#### Directive
Look through the records below, and copy out every line that holds the string "anyplot".

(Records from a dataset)
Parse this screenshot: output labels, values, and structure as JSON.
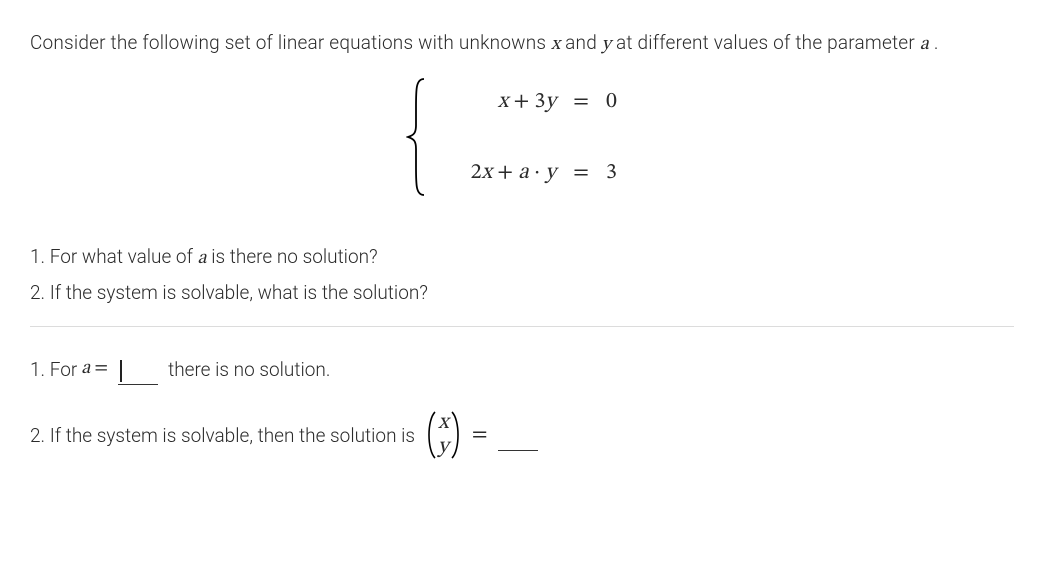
{
  "prompt": {
    "pre": "Consider the following set of linear equations with unknowns ",
    "var_x": "x",
    "mid1": " and ",
    "var_y": "y",
    "mid2": " at different values of the parameter ",
    "var_a": "a",
    "post": " ."
  },
  "system": {
    "eq1": {
      "lhs_html": "<span class='math-var'>x</span> + 3<span class='math-var'>y</span>",
      "rhs": "0"
    },
    "eq2": {
      "lhs_html": "2<span class='math-var'>x</span> + <span class='math-var'>a</span> · <span class='math-var'>y</span>",
      "rhs": "3"
    },
    "eq_sign": "="
  },
  "questions": {
    "q1_pre": "1. For what value of ",
    "q1_var": "a",
    "q1_post": " is there no solution?",
    "q2": "2. If the system is solvable, what is the solution?"
  },
  "answers": {
    "a1_pre": "1. For ",
    "a1_var": "a",
    "a1_eq": " = ",
    "a1_post": " there is no solution.",
    "a2_pre": "2. If the system is solvable, then the solution is",
    "vec_x": "x",
    "vec_y": "y",
    "a2_eq": "="
  },
  "style": {
    "brace_color": "#000000",
    "paren_color": "#000000"
  }
}
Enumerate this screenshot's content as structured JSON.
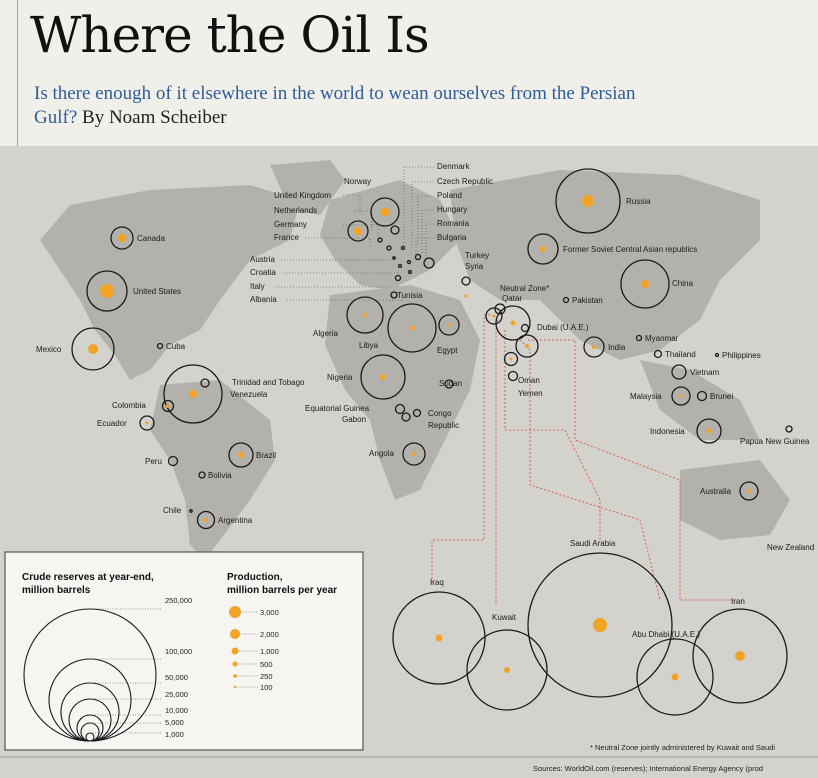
{
  "header": {
    "title": "Where the Oil Is",
    "subtitle_main": "Is there enough of it elsewhere in the world to wean ourselves from the Persian Gulf?",
    "byline": "By Noam Scheiber"
  },
  "colors": {
    "accent_blue": "#2d5d98",
    "production_dot": "#f2a324",
    "ocean": "#d4d2cd",
    "land": "#b3b1ac",
    "leader_line": "#d9472b"
  },
  "map": {
    "countries": {
      "canada": "Canada",
      "united_states": "United States",
      "mexico": "Mexico",
      "cuba": "Cuba",
      "trinidad": "Trinidad and Tobago",
      "venezuela": "Venezuela",
      "colombia": "Colombia",
      "ecuador": "Ecuador",
      "peru": "Peru",
      "bolivia": "Bolivia",
      "brazil": "Brazil",
      "chile": "Chile",
      "argentina": "Argentina",
      "norway": "Norway",
      "united_kingdom": "United Kingdom",
      "netherlands": "Netherlands",
      "germany": "Germany",
      "france": "France",
      "austria": "Austria",
      "croatia": "Croatia",
      "italy": "Italy",
      "albania": "Albania",
      "denmark": "Denmark",
      "czech": "Czech Republic",
      "poland": "Poland",
      "hungary": "Hungary",
      "romania": "Romania",
      "bulgaria": "Bulgaria",
      "turkey": "Turkey",
      "syria": "Syria",
      "tunisia": "Tunisia",
      "algeria": "Algeria",
      "libya": "Libya",
      "egypt": "Egypt",
      "nigeria": "Nigeria",
      "sudan": "Sudan",
      "eq_guinea": "Equatorial Guinea",
      "gabon": "Gabon",
      "congo": "Congo",
      "republic": "Republic",
      "angola": "Angola",
      "neutral_zone": "Neutral Zone*",
      "qatar": "Qatar",
      "dubai": "Dubai (U.A.E.)",
      "oman": "Oman",
      "yemen": "Yemen",
      "pakistan": "Pakistan",
      "russia": "Russia",
      "fscar": "Former Soviet Central Asian republics",
      "china": "China",
      "india": "India",
      "myanmar": "Myanmar",
      "thailand": "Thailand",
      "philippines": "Philippines",
      "vietnam": "Vietnam",
      "malaysia": "Malaysia",
      "brunei": "Brunei",
      "indonesia": "Indonesia",
      "png": "Papua New Guinea",
      "australia": "Australia",
      "new_zealand": "New Zealand"
    },
    "inset": {
      "saudi_arabia": "Saudi Arabia",
      "iraq": "Iraq",
      "kuwait": "Kuwait",
      "abu_dhabi": "Abu Dhabi (U.A.E.)",
      "iran": "Iran"
    }
  },
  "legend": {
    "reserves_title_1": "Crude reserves at year-end,",
    "reserves_title_2": "million barrels",
    "reserves_values": [
      "250,000",
      "100,000",
      "50,000",
      "25,000",
      "10,000",
      "5,000",
      "1,000"
    ],
    "production_title_1": "Production,",
    "production_title_2": "million barrels per year",
    "production_values": [
      "3,000",
      "2,000",
      "1,000",
      "500",
      "250",
      "100"
    ]
  },
  "footnotes": {
    "neutral_zone_note": "* Neutral Zone jointly administered by Kuwait and Saudi",
    "sources": "Sources: WorldOil.com (reserves); International Energy Agency (prod"
  }
}
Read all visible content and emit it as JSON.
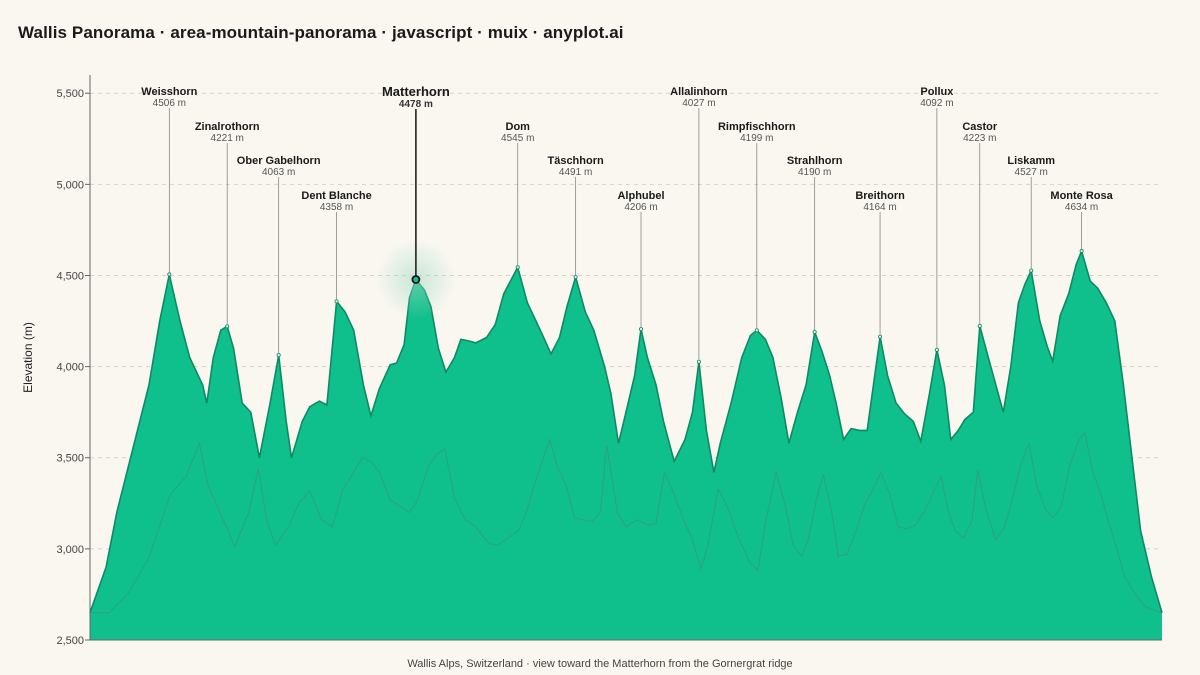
{
  "title": "Wallis Panorama · area-mountain-panorama · javascript · muix · anyplot.ai",
  "chart_data": {
    "type": "area",
    "title": "Wallis Panorama · area-mountain-panorama · javascript · muix · anyplot.ai",
    "xlabel": "Wallis Alps, Switzerland · view toward the Matterhorn from the Gornergrat ridge",
    "ylabel": "Elevation (m)",
    "ylim": [
      2500,
      5600
    ],
    "yticks": [
      2500,
      3000,
      3500,
      4000,
      4500,
      5000,
      5500
    ],
    "ytick_labels": [
      "2,500",
      "3,000",
      "3,500",
      "4,000",
      "4,500",
      "5,000",
      "5,500"
    ],
    "grid": true,
    "x_range": [
      0,
      100
    ],
    "colors": {
      "front": "#10c08c",
      "front_line": "#0d8a63",
      "back_line": "#2e9e7c",
      "highlight": "#0b3d2e"
    },
    "highlight": "Matterhorn",
    "peaks": [
      {
        "name": "Weisshorn",
        "label": "4506 m",
        "x": 7.4,
        "elevation": 4506
      },
      {
        "name": "Zinalrothorn",
        "label": "4221 m",
        "x": 12.8,
        "elevation": 4221
      },
      {
        "name": "Ober Gabelhorn",
        "label": "4063 m",
        "x": 17.6,
        "elevation": 4063
      },
      {
        "name": "Dent Blanche",
        "label": "4358 m",
        "x": 23.0,
        "elevation": 4358
      },
      {
        "name": "Matterhorn",
        "label": "4478 m",
        "x": 30.4,
        "elevation": 4478
      },
      {
        "name": "Dom",
        "label": "4545 m",
        "x": 39.9,
        "elevation": 4545
      },
      {
        "name": "Täschhorn",
        "label": "4491 m",
        "x": 45.3,
        "elevation": 4491
      },
      {
        "name": "Alphubel",
        "label": "4206 m",
        "x": 51.4,
        "elevation": 4206
      },
      {
        "name": "Allalinhorn",
        "label": "4027 m",
        "x": 56.8,
        "elevation": 4027
      },
      {
        "name": "Rimpfischhorn",
        "label": "4199 m",
        "x": 62.2,
        "elevation": 4199
      },
      {
        "name": "Strahlhorn",
        "label": "4190 m",
        "x": 67.6,
        "elevation": 4190
      },
      {
        "name": "Breithorn",
        "label": "4164 m",
        "x": 73.7,
        "elevation": 4164
      },
      {
        "name": "Pollux",
        "label": "4092 m",
        "x": 79.0,
        "elevation": 4092
      },
      {
        "name": "Castor",
        "label": "4223 m",
        "x": 83.0,
        "elevation": 4223
      },
      {
        "name": "Liskamm",
        "label": "4527 m",
        "x": 87.8,
        "elevation": 4527
      },
      {
        "name": "Monte Rosa",
        "label": "4634 m",
        "x": 92.5,
        "elevation": 4634
      }
    ],
    "front_profile": [
      [
        0,
        2650
      ],
      [
        1.5,
        2900
      ],
      [
        2.5,
        3200
      ],
      [
        4,
        3550
      ],
      [
        5.5,
        3900
      ],
      [
        6.5,
        4250
      ],
      [
        7.4,
        4506
      ],
      [
        8.4,
        4250
      ],
      [
        9.3,
        4050
      ],
      [
        10.5,
        3900
      ],
      [
        10.9,
        3800
      ],
      [
        11.5,
        4050
      ],
      [
        12.2,
        4200
      ],
      [
        12.8,
        4221
      ],
      [
        13.4,
        4100
      ],
      [
        14.2,
        3800
      ],
      [
        15,
        3750
      ],
      [
        15.8,
        3500
      ],
      [
        16.8,
        3800
      ],
      [
        17.6,
        4063
      ],
      [
        18.3,
        3700
      ],
      [
        18.8,
        3500
      ],
      [
        19.8,
        3700
      ],
      [
        20.5,
        3780
      ],
      [
        21.4,
        3810
      ],
      [
        22.1,
        3790
      ],
      [
        23.0,
        4358
      ],
      [
        23.8,
        4300
      ],
      [
        24.6,
        4200
      ],
      [
        25.5,
        3900
      ],
      [
        26.2,
        3730
      ],
      [
        27.0,
        3880
      ],
      [
        28.0,
        4010
      ],
      [
        28.6,
        4020
      ],
      [
        29.3,
        4120
      ],
      [
        29.8,
        4380
      ],
      [
        30.4,
        4478
      ],
      [
        31.2,
        4420
      ],
      [
        31.8,
        4330
      ],
      [
        32.5,
        4100
      ],
      [
        33.2,
        3970
      ],
      [
        34.0,
        4050
      ],
      [
        34.6,
        4150
      ],
      [
        35.4,
        4140
      ],
      [
        36.0,
        4130
      ],
      [
        37.0,
        4160
      ],
      [
        37.8,
        4230
      ],
      [
        38.6,
        4400
      ],
      [
        39.9,
        4545
      ],
      [
        40.8,
        4350
      ],
      [
        41.6,
        4250
      ],
      [
        42.4,
        4150
      ],
      [
        43.0,
        4070
      ],
      [
        43.8,
        4160
      ],
      [
        44.5,
        4330
      ],
      [
        45.3,
        4491
      ],
      [
        46.2,
        4300
      ],
      [
        47.0,
        4200
      ],
      [
        48.0,
        4000
      ],
      [
        48.6,
        3850
      ],
      [
        49.3,
        3580
      ],
      [
        50.0,
        3750
      ],
      [
        50.8,
        3950
      ],
      [
        51.4,
        4206
      ],
      [
        52.0,
        4050
      ],
      [
        52.8,
        3900
      ],
      [
        53.5,
        3700
      ],
      [
        54.5,
        3480
      ],
      [
        55.5,
        3600
      ],
      [
        56.2,
        3750
      ],
      [
        56.8,
        4027
      ],
      [
        57.5,
        3650
      ],
      [
        58.2,
        3420
      ],
      [
        58.8,
        3580
      ],
      [
        59.8,
        3800
      ],
      [
        60.8,
        4050
      ],
      [
        61.6,
        4170
      ],
      [
        62.2,
        4199
      ],
      [
        63.0,
        4150
      ],
      [
        63.7,
        4050
      ],
      [
        64.5,
        3820
      ],
      [
        65.2,
        3580
      ],
      [
        66.0,
        3750
      ],
      [
        66.8,
        3900
      ],
      [
        67.6,
        4190
      ],
      [
        68.3,
        4080
      ],
      [
        69.0,
        3950
      ],
      [
        69.6,
        3800
      ],
      [
        70.3,
        3600
      ],
      [
        71.0,
        3660
      ],
      [
        71.8,
        3650
      ],
      [
        72.5,
        3650
      ],
      [
        73.7,
        4164
      ],
      [
        74.4,
        3950
      ],
      [
        75.2,
        3800
      ],
      [
        76.0,
        3740
      ],
      [
        76.8,
        3700
      ],
      [
        77.5,
        3590
      ],
      [
        78.3,
        3850
      ],
      [
        79.0,
        4092
      ],
      [
        79.7,
        3900
      ],
      [
        80.3,
        3600
      ],
      [
        81.0,
        3650
      ],
      [
        81.6,
        3710
      ],
      [
        82.4,
        3750
      ],
      [
        83.0,
        4223
      ],
      [
        83.8,
        4050
      ],
      [
        84.5,
        3900
      ],
      [
        85.2,
        3750
      ],
      [
        85.9,
        4000
      ],
      [
        86.6,
        4350
      ],
      [
        87.2,
        4450
      ],
      [
        87.8,
        4527
      ],
      [
        88.6,
        4250
      ],
      [
        89.3,
        4110
      ],
      [
        89.8,
        4030
      ],
      [
        90.5,
        4280
      ],
      [
        91.3,
        4400
      ],
      [
        92.0,
        4560
      ],
      [
        92.5,
        4634
      ],
      [
        93.3,
        4470
      ],
      [
        94.0,
        4430
      ],
      [
        94.8,
        4350
      ],
      [
        95.6,
        4250
      ],
      [
        96.4,
        3900
      ],
      [
        97.2,
        3500
      ],
      [
        98.0,
        3100
      ],
      [
        99.0,
        2850
      ],
      [
        100,
        2650
      ]
    ],
    "back_profile": [
      [
        0,
        2650
      ],
      [
        1.8,
        2650
      ],
      [
        3.5,
        2750
      ],
      [
        5.5,
        2950
      ],
      [
        7.5,
        3300
      ],
      [
        9,
        3400
      ],
      [
        10.2,
        3580
      ],
      [
        11,
        3350
      ],
      [
        12.5,
        3150
      ],
      [
        13.5,
        3010
      ],
      [
        14.8,
        3200
      ],
      [
        15.7,
        3440
      ],
      [
        16.5,
        3150
      ],
      [
        17.3,
        3020
      ],
      [
        18.5,
        3120
      ],
      [
        19.5,
        3250
      ],
      [
        20.5,
        3320
      ],
      [
        21.6,
        3160
      ],
      [
        22.6,
        3120
      ],
      [
        23.6,
        3330
      ],
      [
        24.5,
        3410
      ],
      [
        25.4,
        3500
      ],
      [
        26.2,
        3480
      ],
      [
        27.0,
        3420
      ],
      [
        28.0,
        3270
      ],
      [
        29.0,
        3230
      ],
      [
        29.8,
        3200
      ],
      [
        30.5,
        3260
      ],
      [
        31.6,
        3460
      ],
      [
        32.4,
        3520
      ],
      [
        33.1,
        3550
      ],
      [
        34.0,
        3280
      ],
      [
        35.0,
        3160
      ],
      [
        36.0,
        3120
      ],
      [
        37.2,
        3030
      ],
      [
        38.0,
        3020
      ],
      [
        39.0,
        3060
      ],
      [
        40.0,
        3100
      ],
      [
        40.8,
        3220
      ],
      [
        41.6,
        3380
      ],
      [
        42.4,
        3520
      ],
      [
        42.9,
        3600
      ],
      [
        43.6,
        3450
      ],
      [
        44.4,
        3350
      ],
      [
        45.2,
        3170
      ],
      [
        46.0,
        3160
      ],
      [
        46.8,
        3150
      ],
      [
        47.6,
        3200
      ],
      [
        48.2,
        3570
      ],
      [
        49.2,
        3200
      ],
      [
        50.0,
        3120
      ],
      [
        51.0,
        3160
      ],
      [
        52.0,
        3130
      ],
      [
        52.8,
        3140
      ],
      [
        53.6,
        3420
      ],
      [
        54.5,
        3300
      ],
      [
        55.3,
        3170
      ],
      [
        56.2,
        3050
      ],
      [
        57.0,
        2890
      ],
      [
        57.6,
        3010
      ],
      [
        58.6,
        3330
      ],
      [
        59.6,
        3210
      ],
      [
        60.5,
        3060
      ],
      [
        61.5,
        2930
      ],
      [
        62.3,
        2880
      ],
      [
        63.0,
        3140
      ],
      [
        64.0,
        3420
      ],
      [
        64.8,
        3250
      ],
      [
        65.6,
        3020
      ],
      [
        66.4,
        2960
      ],
      [
        67.0,
        3050
      ],
      [
        67.8,
        3280
      ],
      [
        68.4,
        3410
      ],
      [
        69.2,
        3200
      ],
      [
        69.8,
        2960
      ],
      [
        70.6,
        2970
      ],
      [
        71.4,
        3090
      ],
      [
        72.3,
        3250
      ],
      [
        73.0,
        3320
      ],
      [
        73.8,
        3420
      ],
      [
        74.6,
        3300
      ],
      [
        75.4,
        3120
      ],
      [
        76.2,
        3110
      ],
      [
        77.0,
        3130
      ],
      [
        77.8,
        3200
      ],
      [
        78.6,
        3300
      ],
      [
        79.4,
        3400
      ],
      [
        80.0,
        3220
      ],
      [
        80.7,
        3100
      ],
      [
        81.5,
        3060
      ],
      [
        82.3,
        3160
      ],
      [
        82.8,
        3430
      ],
      [
        83.6,
        3210
      ],
      [
        84.5,
        3050
      ],
      [
        85.3,
        3120
      ],
      [
        86.0,
        3260
      ],
      [
        86.8,
        3460
      ],
      [
        87.6,
        3580
      ],
      [
        88.3,
        3350
      ],
      [
        89.1,
        3220
      ],
      [
        89.8,
        3170
      ],
      [
        90.6,
        3230
      ],
      [
        91.4,
        3460
      ],
      [
        92.2,
        3590
      ],
      [
        92.8,
        3640
      ],
      [
        93.5,
        3430
      ],
      [
        94.3,
        3300
      ],
      [
        95.0,
        3150
      ],
      [
        95.8,
        3000
      ],
      [
        96.5,
        2850
      ],
      [
        97.5,
        2750
      ],
      [
        98.5,
        2680
      ],
      [
        100,
        2650
      ]
    ]
  }
}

#### Reply to the exercise
  "title": "Wallis Panorama · area-mountain-panorama · javascript · muix · anyplot.ai",
    "title": "Wallis Panorama · area-mountain-panorama · javascript · muix · anyplot.ai",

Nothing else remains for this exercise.